Exercise prompt:
Show all lines holding the string "Rise".

Stored records:

----

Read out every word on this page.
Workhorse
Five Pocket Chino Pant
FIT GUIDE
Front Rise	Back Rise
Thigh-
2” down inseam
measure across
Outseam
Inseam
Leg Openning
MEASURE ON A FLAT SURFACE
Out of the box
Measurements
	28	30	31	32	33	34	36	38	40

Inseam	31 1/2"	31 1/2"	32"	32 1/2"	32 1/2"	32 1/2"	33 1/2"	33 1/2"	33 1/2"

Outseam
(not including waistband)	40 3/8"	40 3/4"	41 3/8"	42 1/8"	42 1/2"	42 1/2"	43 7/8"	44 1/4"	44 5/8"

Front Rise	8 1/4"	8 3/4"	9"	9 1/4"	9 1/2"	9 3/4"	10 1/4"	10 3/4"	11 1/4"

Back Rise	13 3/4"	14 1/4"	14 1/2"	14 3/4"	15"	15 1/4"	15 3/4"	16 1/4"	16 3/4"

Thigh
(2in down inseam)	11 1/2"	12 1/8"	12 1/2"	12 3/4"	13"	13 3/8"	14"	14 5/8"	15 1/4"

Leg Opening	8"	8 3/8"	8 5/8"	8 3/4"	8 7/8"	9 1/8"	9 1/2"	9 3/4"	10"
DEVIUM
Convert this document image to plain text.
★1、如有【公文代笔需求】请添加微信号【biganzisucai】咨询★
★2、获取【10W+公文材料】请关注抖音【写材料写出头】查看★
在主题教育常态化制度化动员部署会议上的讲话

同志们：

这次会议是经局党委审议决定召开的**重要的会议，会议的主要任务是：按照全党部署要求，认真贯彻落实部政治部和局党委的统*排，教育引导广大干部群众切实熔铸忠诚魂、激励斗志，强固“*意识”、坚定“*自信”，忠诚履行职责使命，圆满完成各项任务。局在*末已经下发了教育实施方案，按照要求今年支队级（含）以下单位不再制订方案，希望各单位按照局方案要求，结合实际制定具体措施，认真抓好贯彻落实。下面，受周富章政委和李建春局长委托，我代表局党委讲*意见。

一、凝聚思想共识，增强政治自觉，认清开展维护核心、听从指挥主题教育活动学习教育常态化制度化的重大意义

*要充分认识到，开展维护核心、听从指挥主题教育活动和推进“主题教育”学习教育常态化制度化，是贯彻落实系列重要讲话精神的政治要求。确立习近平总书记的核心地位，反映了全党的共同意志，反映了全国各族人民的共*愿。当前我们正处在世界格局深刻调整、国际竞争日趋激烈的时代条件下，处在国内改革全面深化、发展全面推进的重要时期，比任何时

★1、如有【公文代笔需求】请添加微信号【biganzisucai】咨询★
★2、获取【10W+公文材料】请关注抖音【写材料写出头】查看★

----

Task result:
Front Rise	Back Rise
Front Rise	8 1/4"	8 3/4"	9"	9 1/4"	9 1/2"	9 3/4"	10 1/4"	10 3/4"	11 1/4"
Back Rise	13 3/4"	14 1/4"	14 1/2"	14 3/4"	15"	15 1/4"	15 3/4"	16 1/4"	16 3/4"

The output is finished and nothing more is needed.